[Dataset rows]

──────

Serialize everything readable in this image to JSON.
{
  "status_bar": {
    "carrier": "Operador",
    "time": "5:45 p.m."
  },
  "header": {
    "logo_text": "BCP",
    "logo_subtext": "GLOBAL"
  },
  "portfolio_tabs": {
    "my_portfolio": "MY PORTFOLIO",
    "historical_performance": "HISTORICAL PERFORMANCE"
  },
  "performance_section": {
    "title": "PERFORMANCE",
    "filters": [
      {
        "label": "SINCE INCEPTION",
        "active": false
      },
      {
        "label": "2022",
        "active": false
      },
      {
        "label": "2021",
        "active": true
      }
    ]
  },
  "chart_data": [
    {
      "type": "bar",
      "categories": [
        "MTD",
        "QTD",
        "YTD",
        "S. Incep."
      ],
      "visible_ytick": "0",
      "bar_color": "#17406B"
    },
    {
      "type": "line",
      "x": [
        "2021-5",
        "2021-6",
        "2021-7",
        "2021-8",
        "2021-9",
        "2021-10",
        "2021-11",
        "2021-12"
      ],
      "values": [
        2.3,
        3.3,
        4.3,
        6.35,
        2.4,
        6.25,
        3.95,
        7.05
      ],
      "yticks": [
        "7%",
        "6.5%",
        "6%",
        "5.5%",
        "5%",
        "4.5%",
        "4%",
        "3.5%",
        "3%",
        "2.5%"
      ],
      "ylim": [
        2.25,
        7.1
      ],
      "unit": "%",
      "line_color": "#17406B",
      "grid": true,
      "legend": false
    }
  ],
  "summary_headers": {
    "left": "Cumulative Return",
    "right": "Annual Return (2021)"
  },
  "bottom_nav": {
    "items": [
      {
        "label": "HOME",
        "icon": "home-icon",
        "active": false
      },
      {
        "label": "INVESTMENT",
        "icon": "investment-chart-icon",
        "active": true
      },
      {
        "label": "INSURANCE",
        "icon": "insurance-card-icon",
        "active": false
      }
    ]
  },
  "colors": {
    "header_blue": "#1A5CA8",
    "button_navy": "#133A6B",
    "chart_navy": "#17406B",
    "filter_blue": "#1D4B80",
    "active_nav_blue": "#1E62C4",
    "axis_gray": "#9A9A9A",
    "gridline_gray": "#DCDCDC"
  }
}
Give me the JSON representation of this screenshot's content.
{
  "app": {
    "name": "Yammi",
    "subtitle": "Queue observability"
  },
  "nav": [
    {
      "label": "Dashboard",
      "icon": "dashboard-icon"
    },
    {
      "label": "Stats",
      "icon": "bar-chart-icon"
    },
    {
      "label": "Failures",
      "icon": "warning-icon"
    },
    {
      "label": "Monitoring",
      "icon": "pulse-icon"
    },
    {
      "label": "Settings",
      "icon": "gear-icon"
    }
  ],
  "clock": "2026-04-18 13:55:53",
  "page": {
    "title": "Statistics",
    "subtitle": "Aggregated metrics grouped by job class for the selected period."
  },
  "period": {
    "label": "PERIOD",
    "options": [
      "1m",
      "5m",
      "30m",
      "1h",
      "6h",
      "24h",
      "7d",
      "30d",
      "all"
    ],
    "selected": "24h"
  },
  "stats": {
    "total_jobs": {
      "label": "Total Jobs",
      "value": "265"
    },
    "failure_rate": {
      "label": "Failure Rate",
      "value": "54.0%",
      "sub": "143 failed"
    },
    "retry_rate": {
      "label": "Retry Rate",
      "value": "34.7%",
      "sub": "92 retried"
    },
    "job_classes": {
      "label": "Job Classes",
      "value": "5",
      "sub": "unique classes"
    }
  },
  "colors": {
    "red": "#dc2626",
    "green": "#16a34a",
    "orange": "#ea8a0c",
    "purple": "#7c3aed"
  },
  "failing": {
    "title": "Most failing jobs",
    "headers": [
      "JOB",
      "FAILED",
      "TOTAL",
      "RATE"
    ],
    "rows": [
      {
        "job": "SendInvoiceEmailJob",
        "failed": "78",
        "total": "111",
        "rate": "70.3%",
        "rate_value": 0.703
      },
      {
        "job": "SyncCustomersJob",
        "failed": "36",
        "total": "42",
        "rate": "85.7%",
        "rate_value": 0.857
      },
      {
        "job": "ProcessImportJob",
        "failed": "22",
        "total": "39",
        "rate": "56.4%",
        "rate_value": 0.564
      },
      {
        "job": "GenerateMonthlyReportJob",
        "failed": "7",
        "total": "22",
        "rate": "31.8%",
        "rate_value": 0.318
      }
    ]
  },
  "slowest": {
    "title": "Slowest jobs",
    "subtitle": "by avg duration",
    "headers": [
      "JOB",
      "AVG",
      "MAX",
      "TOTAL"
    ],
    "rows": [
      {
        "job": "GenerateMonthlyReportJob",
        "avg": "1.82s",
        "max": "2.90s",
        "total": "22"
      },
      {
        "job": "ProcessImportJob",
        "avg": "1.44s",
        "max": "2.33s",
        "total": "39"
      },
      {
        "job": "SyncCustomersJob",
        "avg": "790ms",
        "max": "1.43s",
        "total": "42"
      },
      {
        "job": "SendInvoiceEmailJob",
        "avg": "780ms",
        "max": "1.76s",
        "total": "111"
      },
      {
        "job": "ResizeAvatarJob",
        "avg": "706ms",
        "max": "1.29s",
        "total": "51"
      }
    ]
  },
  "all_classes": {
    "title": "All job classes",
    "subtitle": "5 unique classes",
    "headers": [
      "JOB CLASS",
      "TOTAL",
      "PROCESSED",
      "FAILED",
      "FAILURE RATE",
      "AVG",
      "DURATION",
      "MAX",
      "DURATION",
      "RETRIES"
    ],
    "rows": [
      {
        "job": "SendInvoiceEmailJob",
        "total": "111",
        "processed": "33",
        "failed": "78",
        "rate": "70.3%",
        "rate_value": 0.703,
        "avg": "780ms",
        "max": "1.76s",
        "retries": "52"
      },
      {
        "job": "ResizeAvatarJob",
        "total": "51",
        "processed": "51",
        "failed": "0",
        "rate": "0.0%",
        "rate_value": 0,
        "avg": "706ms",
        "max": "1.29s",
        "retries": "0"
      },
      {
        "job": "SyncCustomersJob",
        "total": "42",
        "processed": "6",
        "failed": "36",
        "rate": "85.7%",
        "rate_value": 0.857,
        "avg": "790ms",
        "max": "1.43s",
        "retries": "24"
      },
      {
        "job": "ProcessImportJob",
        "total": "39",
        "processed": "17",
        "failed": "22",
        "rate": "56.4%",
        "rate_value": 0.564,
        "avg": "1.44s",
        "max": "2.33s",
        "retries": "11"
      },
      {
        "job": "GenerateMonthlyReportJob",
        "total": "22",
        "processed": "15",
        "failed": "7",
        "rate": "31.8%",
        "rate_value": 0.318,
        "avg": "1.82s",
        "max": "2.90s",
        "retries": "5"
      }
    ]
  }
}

──────

Would you write down every record again, exactly?

Serialize everything readable in this image to JSON.
{
  "status_bar": {
    "carrier": "Operador",
    "time": "5:45 p.m."
  },
  "header": {
    "logo_text": "BCP",
    "logo_subtext": "GLOBAL"
  },
  "portfolio_tabs": {
    "my_portfolio": "MY PORTFOLIO",
    "historical_performance": "HISTORICAL PERFORMANCE"
  },
  "performance_section": {
    "title": "PERFORMANCE",
    "filters": [
      {
        "label": "SINCE INCEPTION",
        "active": false
      },
      {
        "label": "2022",
        "active": false
      },
      {
        "label": "2021",
        "active": true
      }
    ]
  },
  "chart_data": [
    {
      "type": "bar",
      "categories": [
        "MTD",
        "QTD",
        "YTD",
        "S. Incep."
      ],
      "visible_ytick": "0",
      "bar_color": "#17406B"
    },
    {
      "type": "line",
      "x": [
        "2021-5",
        "2021-6",
        "2021-7",
        "2021-8",
        "2021-9",
        "2021-10",
        "2021-11",
        "2021-12"
      ],
      "values": [
        2.3,
        3.3,
        4.3,
        6.35,
        2.4,
        6.25,
        3.95,
        7.05
      ],
      "yticks": [
        "7%",
        "6.5%",
        "6%",
        "5.5%",
        "5%",
        "4.5%",
        "4%",
        "3.5%",
        "3%",
        "2.5%"
      ],
      "ylim": [
        2.25,
        7.1
      ],
      "unit": "%",
      "line_color": "#17406B",
      "grid": true,
      "legend": false
    }
  ],
  "summary_headers": {
    "left": "Cumulative Return",
    "right": "Annual Return (2021)"
  },
  "bottom_nav": {
    "items": [
      {
        "label": "HOME",
        "icon": "home-icon",
        "active": false
      },
      {
        "label": "INVESTMENT",
        "icon": "investment-chart-icon",
        "active": true
      },
      {
        "label": "INSURANCE",
        "icon": "insurance-card-icon",
        "active": false
      }
    ]
  },
  "colors": {
    "header_blue": "#1A5CA8",
    "button_navy": "#133A6B",
    "chart_navy": "#17406B",
    "filter_blue": "#1D4B80",
    "active_nav_blue": "#1E62C4",
    "axis_gray": "#9A9A9A",
    "gridline_gray": "#DCDCDC"
  }
}
Give me the JSON representation of this screenshot's content.
{
  "app": {
    "name": "Yammi",
    "subtitle": "Queue observability"
  },
  "nav": [
    {
      "label": "Dashboard",
      "icon": "dashboard-icon"
    },
    {
      "label": "Stats",
      "icon": "bar-chart-icon"
    },
    {
      "label": "Failures",
      "icon": "warning-icon"
    },
    {
      "label": "Monitoring",
      "icon": "pulse-icon"
    },
    {
      "label": "Settings",
      "icon": "gear-icon"
    }
  ],
  "clock": "2026-04-18 13:55:53",
  "page": {
    "title": "Statistics",
    "subtitle": "Aggregated metrics grouped by job class for the selected period."
  },
  "period": {
    "label": "PERIOD",
    "options": [
      "1m",
      "5m",
      "30m",
      "1h",
      "6h",
      "24h",
      "7d",
      "30d",
      "all"
    ],
    "selected": "24h"
  },
  "stats": {
    "total_jobs": {
      "label": "Total Jobs",
      "value": "265"
    },
    "failure_rate": {
      "label": "Failure Rate",
      "value": "54.0%",
      "sub": "143 failed"
    },
    "retry_rate": {
      "label": "Retry Rate",
      "value": "34.7%",
      "sub": "92 retried"
    },
    "job_classes": {
      "label": "Job Classes",
      "value": "5",
      "sub": "unique classes"
    }
  },
  "colors": {
    "red": "#dc2626",
    "green": "#16a34a",
    "orange": "#ea8a0c",
    "purple": "#7c3aed"
  },
  "failing": {
    "title": "Most failing jobs",
    "headers": [
      "JOB",
      "FAILED",
      "TOTAL",
      "RATE"
    ],
    "rows": [
      {
        "job": "SendInvoiceEmailJob",
        "failed": "78",
        "total": "111",
        "rate": "70.3%",
        "rate_value": 0.703
      },
      {
        "job": "SyncCustomersJob",
        "failed": "36",
        "total": "42",
        "rate": "85.7%",
        "rate_value": 0.857
      },
      {
        "job": "ProcessImportJob",
        "failed": "22",
        "total": "39",
        "rate": "56.4%",
        "rate_value": 0.564
      },
      {
        "job": "GenerateMonthlyReportJob",
        "failed": "7",
        "total": "22",
        "rate": "31.8%",
        "rate_value": 0.318
      }
    ]
  },
  "slowest": {
    "title": "Slowest jobs",
    "subtitle": "by avg duration",
    "headers": [
      "JOB",
      "AVG",
      "MAX",
      "TOTAL"
    ],
    "rows": [
      {
        "job": "GenerateMonthlyReportJob",
        "avg": "1.82s",
        "max": "2.90s",
        "total": "22"
      },
      {
        "job": "ProcessImportJob",
        "avg": "1.44s",
        "max": "2.33s",
        "total": "39"
      },
      {
        "job": "SyncCustomersJob",
        "avg": "790ms",
        "max": "1.43s",
        "total": "42"
      },
      {
        "job": "SendInvoiceEmailJob",
        "avg": "780ms",
        "max": "1.76s",
        "total": "111"
      },
      {
        "job": "ResizeAvatarJob",
        "avg": "706ms",
        "max": "1.29s",
        "total": "51"
      }
    ]
  },
  "all_classes": {
    "title": "All job classes",
    "subtitle": "5 unique classes",
    "headers": [
      "JOB CLASS",
      "TOTAL",
      "PROCESSED",
      "FAILED",
      "FAILURE RATE",
      "AVG",
      "DURATION",
      "MAX",
      "DURATION",
      "RETRIES"
    ],
    "rows": [
      {
        "job": "SendInvoiceEmailJob",
        "total": "111",
        "processed": "33",
        "failed": "78",
        "rate": "70.3%",
        "rate_value": 0.703,
        "avg": "780ms",
        "max": "1.76s",
        "retries": "52"
      },
      {
        "job": "ResizeAvatarJob",
        "total": "51",
        "processed": "51",
        "failed": "0",
        "rate": "0.0%",
        "rate_value": 0,
        "avg": "706ms",
        "max": "1.29s",
        "retries": "0"
      },
      {
        "job": "SyncCustomersJob",
        "total": "42",
        "processed": "6",
        "failed": "36",
        "rate": "85.7%",
        "rate_value": 0.857,
        "avg": "790ms",
        "max": "1.43s",
        "retries": "24"
      },
      {
        "job": "ProcessImportJob",
        "total": "39",
        "processed": "17",
        "failed": "22",
        "rate": "56.4%",
        "rate_value": 0.564,
        "avg": "1.44s",
        "max": "2.33s",
        "retries": "11"
      },
      {
        "job": "GenerateMonthlyReportJob",
        "total": "22",
        "processed": "15",
        "failed": "7",
        "rate": "31.8%",
        "rate_value": 0.318,
        "avg": "1.82s",
        "max": "2.90s",
        "retries": "5"
      }
    ]
  }
}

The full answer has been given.